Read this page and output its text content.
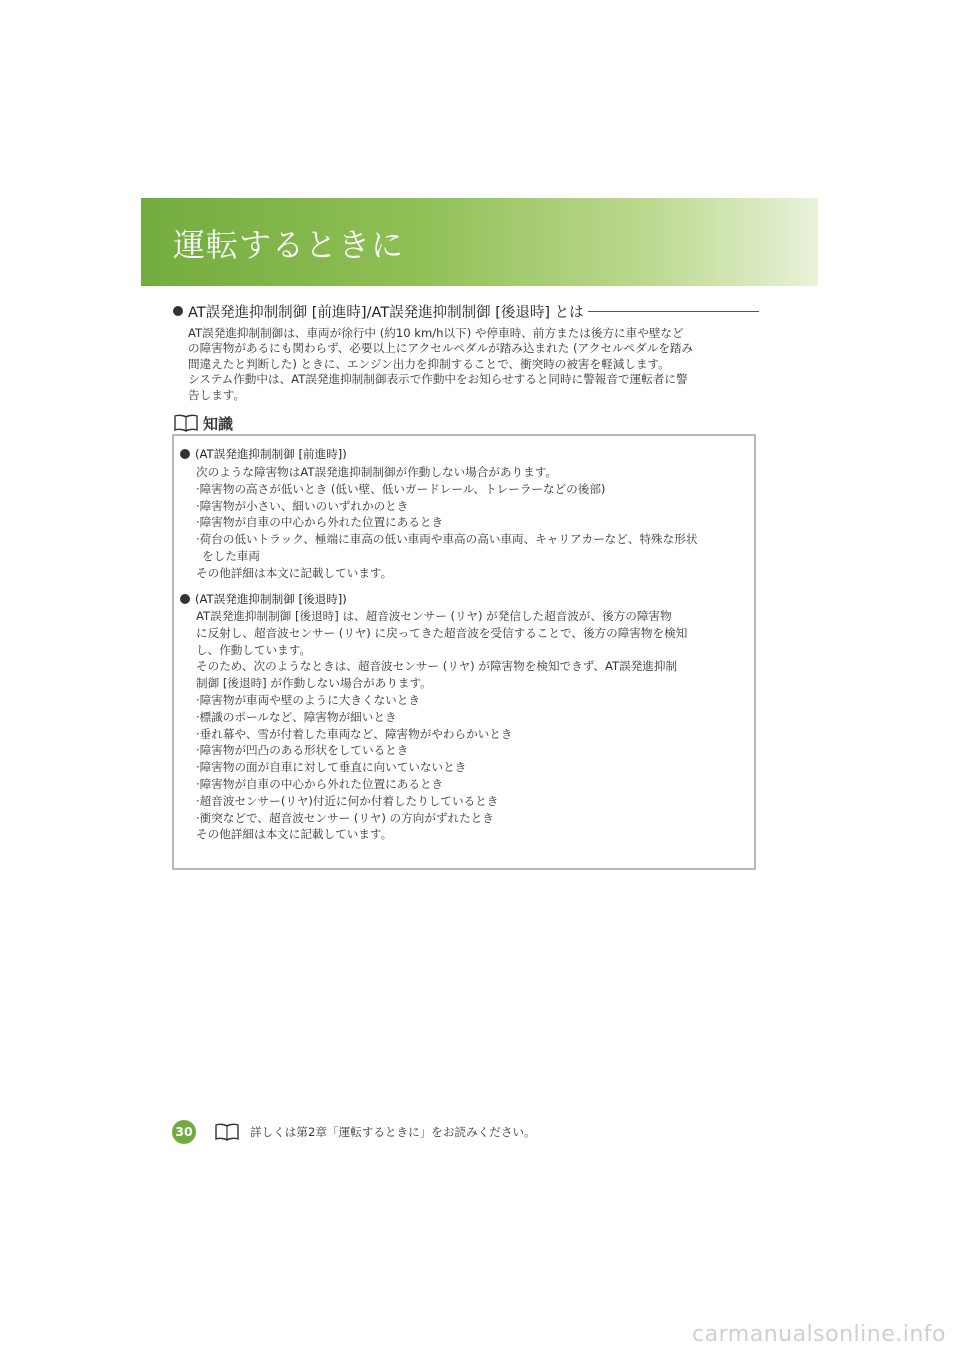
運転するときに
AT誤発進抑制制御 [前進時]/AT誤発進抑制制御 [後退時] とは

AT誤発進抑制制御は、車両が徐行中 (約10 km/h以下) や停車時、前方または後方に車や壁など

の障害物があるにも関わらず、必要以上にアクセルペダルが踏み込まれた (アクセルペダルを踏み

間違えたと判断した) ときに、エンジン出力を抑制することで、衝突時の被害を軽減します。

システム作動中は、AT誤発進抑制制御表示で作動中をお知らせすると同時に警報音で運転者に警

告します。

知識
(AT誤発進抑制制御 [前進時])

次のような障害物はAT誤発進抑制制御が作動しない場合があります。

·障害物の高さが低いとき (低い壁、低いガードレール、トレーラーなどの後部)

·障害物が小さい、細いのいずれかのとき

·障害物が自車の中心から外れた位置にあるとき

·荷台の低いトラック、極端に車高の低い車両や車高の高い車両、キャリアカーなど、特殊な形状

をした車両

その他詳細は本文に記載しています。

(AT誤発進抑制制御 [後退時])

AT誤発進抑制制御 [後退時] は、超音波センサー (リヤ) が発信した超音波が、後方の障害物

に反射し、超音波センサー (リヤ) に戻ってきた超音波を受信することで、後方の障害物を検知

し、作動しています。

そのため、次のようなときは、超音波センサー (リヤ) が障害物を検知できず、AT誤発進抑制

制御 [後退時] が作動しない場合があります。

·障害物が車両や壁のように大きくないとき

·標識のポールなど、障害物が細いとき

·垂れ幕や、雪が付着した車両など、障害物がやわらかいとき

·障害物が凹凸のある形状をしているとき

·障害物の面が自車に対して垂直に向いていないとき

·障害物が自車の中心から外れた位置にあるとき

·超音波センサー(リヤ)付近に何か付着したりしているとき

·衝突などで、超音波センサー (リヤ) の方向がずれたとき

その他詳細は本文に記載しています。

30	詳しくは第2章「運転するときに」をお読みください。
carmanualsonline.info
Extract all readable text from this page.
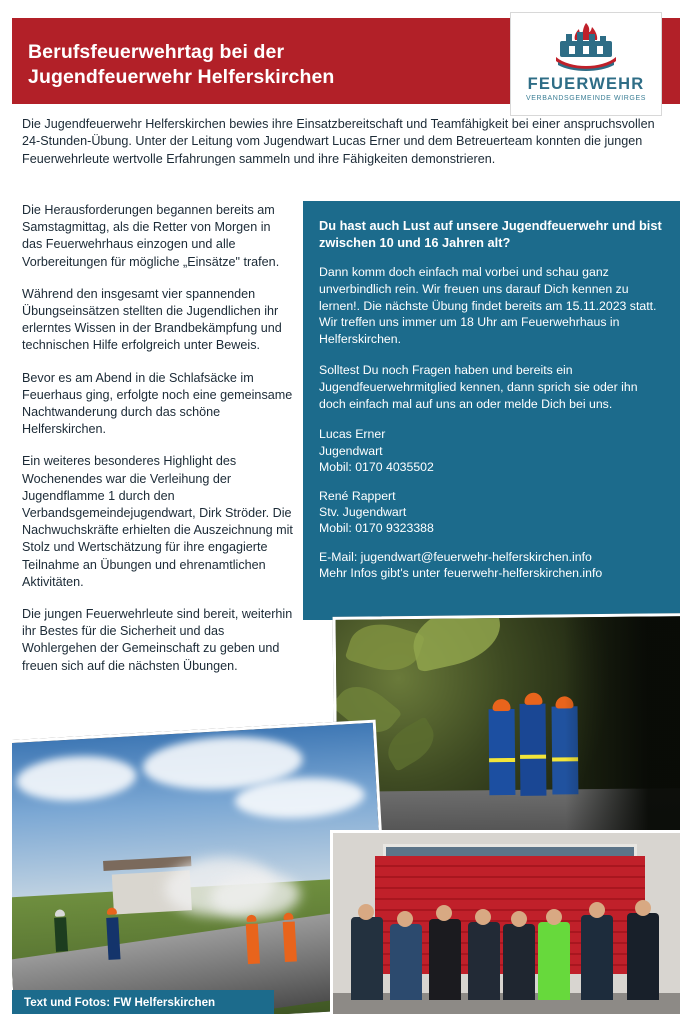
Berufsfeuerwehrtag bei der
Jugendfeuerwehr Helferskirchen	FEUERWEHR
VERBANDSGEMEINDE WIRGES

Die Jugendfeuerwehr Helferskirchen bewies ihre Einsatzbereitschaft und Teamfähigkeit bei einer anspruchsvollen 24-Stunden-Übung. Unter der Leitung vom Jugendwart Lucas Erner und dem Betreuerteam konnten die jungen Feuerwehrleute wertvolle Erfahrungen sammeln und ihre Fähigkeiten demonstrieren.

Die Herausforderungen begannen bereits am Samstagmittag, als die Retter von Morgen in das Feuerwehrhaus einzogen und alle Vorbereitungen für mögliche „Einsätze" trafen.

Während den insgesamt vier spannenden Übungseinsätzen stellten die Jugendlichen ihr erlerntes Wissen in der Brandbekämpfung und technischen Hilfe erfolgreich unter Beweis.

Bevor es am Abend in die Schlafsäcke im Feuerhaus ging, erfolgte noch eine gemeinsame Nachtwanderung durch das schöne Helferskirchen.

Ein weiteres besonderes Highlight des Wochenendes war die Verleihung der Jugendflamme 1 durch den Verbandsgemeindejugendwart, Dirk Ströder. Die Nachwuchskräfte erhielten die Auszeichnung mit Stolz und Wertschätzung für ihre engagierte Teilnahme an Übungen und ehrenamtlichen Aktivitäten.

Die jungen Feuerwehrleute sind bereit, weiterhin ihr Bestes für die Sicherheit und das Wohlergehen der Gemeinschaft zu geben und freuen sich auf die nächsten Übungen.

Du hast auch Lust auf unsere Jugendfeuerwehr und bist zwischen 10 und 16 Jahren alt?

Dann komm doch einfach mal vorbei und schau ganz unverbindlich rein. Wir freuen uns darauf Dich kennen zu lernen!. Die nächste Übung findet bereits am 15.11.2023 statt. Wir treffen uns immer um 18 Uhr am Feuerwehrhaus in Helferskirchen.

Solltest Du noch Fragen haben und bereits ein Jugendfeuerwehrmitglied kennen, dann sprich sie oder ihn doch einfach mal auf uns an oder melde Dich bei uns.

Lucas Erner
Jugendwart
Mobil: 0170 4035502
René Rappert
Stv. Jugendwart
Mobil: 0170 9323388
E-Mail: jugendwart@feuerwehr-helferskirchen.info
Mehr Infos gibt's unter feuerwehr-helferskirchen.info
Text und Fotos: FW Helferskirchen
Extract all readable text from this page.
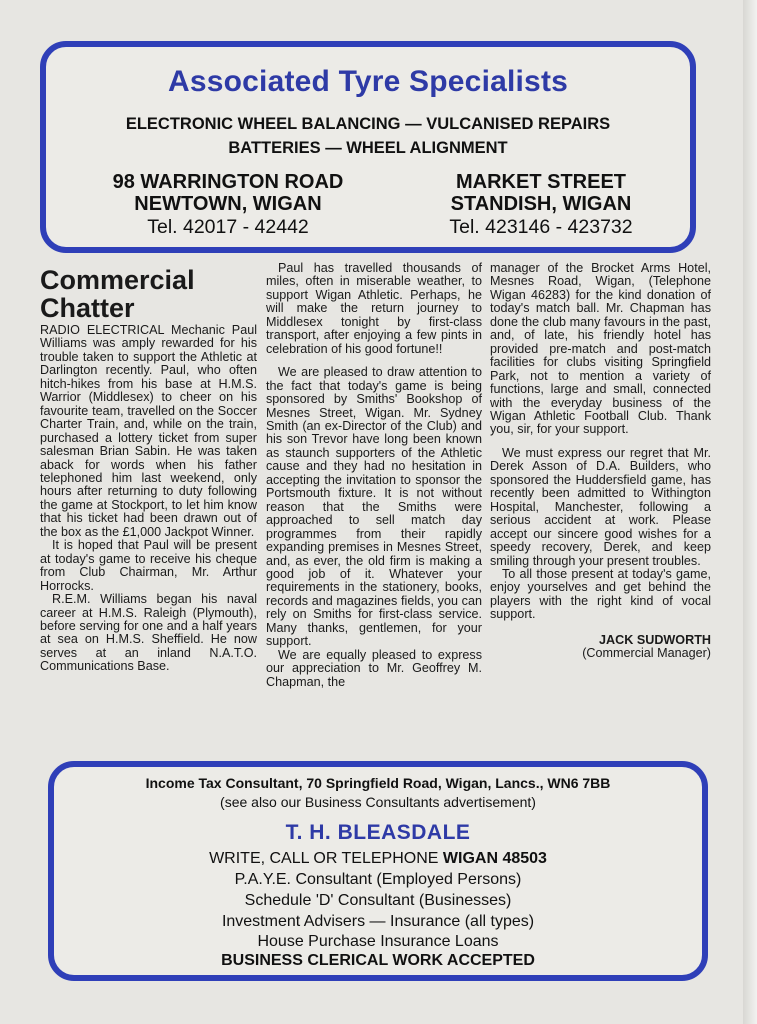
Associated Tyre Specialists
ELECTRONIC WHEEL BALANCING — VULCANISED REPAIRS
BATTERIES — WHEEL ALIGNMENT
98 WARRINGTON ROAD
NEWTOWN, WIGAN
Tel. 42017 - 42442
MARKET STREET
STANDISH, WIGAN
Tel. 423146 - 423732
Commercial
Chatter

RADIO ELECTRICAL Mechanic Paul Williams was amply rewarded for his trouble taken to support the Athletic at Darlington recently. Paul, who often hitch-hikes from his base at H.M.S. Warrior (Middlesex) to cheer on his favourite team, travelled on the Soccer Charter Train, and, while on the train, purchased a lottery ticket from super salesman Brian Sabin. He was taken aback for words when his father telephoned him last weekend, only hours after returning to duty following the game at Stockport, to let him know that his ticket had been drawn out of the box as the £1,000 Jackpot Winner.

It is hoped that Paul will be present at today's game to receive his cheque from Club Chairman, Mr. Arthur Horrocks.

R.E.M. Williams began his naval career at H.M.S. Raleigh (Plymouth), before serving for one and a half years at sea on H.M.S. Sheffield. He now serves at an inland N.A.T.O. Communications Base.

Paul has travelled thousands of miles, often in miserable weather, to support Wigan Athletic. Perhaps, he will make the return journey to Middlesex tonight by first-class transport, after enjoying a few pints in celebration of his good fortune!!

We are pleased to draw attention to the fact that today's game is being sponsored by Smiths' Bookshop of Mesnes Street, Wigan. Mr. Sydney Smith (an ex-Director of the Club) and his son Trevor have long been known as staunch supporters of the Athletic cause and they had no hesitation in accepting the invitation to sponsor the Portsmouth fixture. It is not without reason that the Smiths were approached to sell match day programmes from their rapidly expanding premises in Mesnes Street, and, as ever, the old firm is making a good job of it. Whatever your requirements in the stationery, books, records and magazines fields, you can rely on Smiths for first-class service. Many thanks, gentlemen, for your support.

We are equally pleased to express our appreciation to Mr. Geoffrey M. Chapman, the

manager of the Brocket Arms Hotel, Mesnes Road, Wigan, (Telephone Wigan 46283) for the kind donation of today's match ball. Mr. Chapman has done the club many favours in the past, and, of late, his friendly hotel has provided pre-match and post-match facilities for clubs visiting Springfield Park, not to mention a variety of functions, large and small, connected with the everyday business of the Wigan Athletic Football Club. Thank you, sir, for your support.

We must express our regret that Mr. Derek Asson of D.A. Builders, who sponsored the Huddersfield game, has recently been admitted to Withington Hospital, Manchester, following a serious accident at work. Please accept our sincere good wishes for a speedy recovery, Derek, and keep smiling through your present troubles.

To all those present at today's game, enjoy yourselves and get behind the players with the right kind of vocal support.

JACK SUDWORTH
(Commercial Manager)
Income Tax Consultant, 70 Springfield Road, Wigan, Lancs., WN6 7BB
(see also our Business Consultants advertisement)
T. H. BLEASDALE
WRITE, CALL OR TELEPHONE WIGAN 48503
P.A.Y.E. Consultant (Employed Persons)
Schedule 'D' Consultant (Businesses)
Investment Advisers — Insurance (all types)
House Purchase Insurance Loans
BUSINESS CLERICAL WORK ACCEPTED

══════════

■ Problem to solve:
Report every line containing the word "today" from the listing above.

■ Task result:
It is hoped that Paul will be present at today's game to receive his cheque from Club Chairman, Mr. Arthur Horrocks.
We are pleased to draw attention to the fact that today's game is being sponsored by Smiths' Bookshop of Mesnes Street, Wigan. Mr. Sydney Smith (an ex-Director of the Club) and his son Trevor have long been known as staunch supporters of the Athletic cause and they had no hesitation in accepting the invitation to sponsor the Portsmouth fixture. It is not without reason that the Smiths were approached to sell match day programmes from their rapidly expanding premises in Mesnes Street, and, as ever, the old firm is making a good job of it. Whatever your requirements in the stationery, books, records and magazines fields, you can rely on Smiths for first-class service. Many thanks, gentlemen, for your support.
manager of the Brocket Arms Hotel, Mesnes Road, Wigan, (Telephone Wigan 46283) for the kind donation of today's match ball. Mr. Chapman has done the club many favours in the past, and, of late, his friendly hotel has provided pre-match and post-match facilities for clubs visiting Springfield Park, not to mention a variety of functions, large and small, connected with the everyday business of the Wigan Athletic Football Club. Thank you, sir, for your support.
To all those present at today's game, enjoy yourselves and get behind the players with the right kind of vocal support.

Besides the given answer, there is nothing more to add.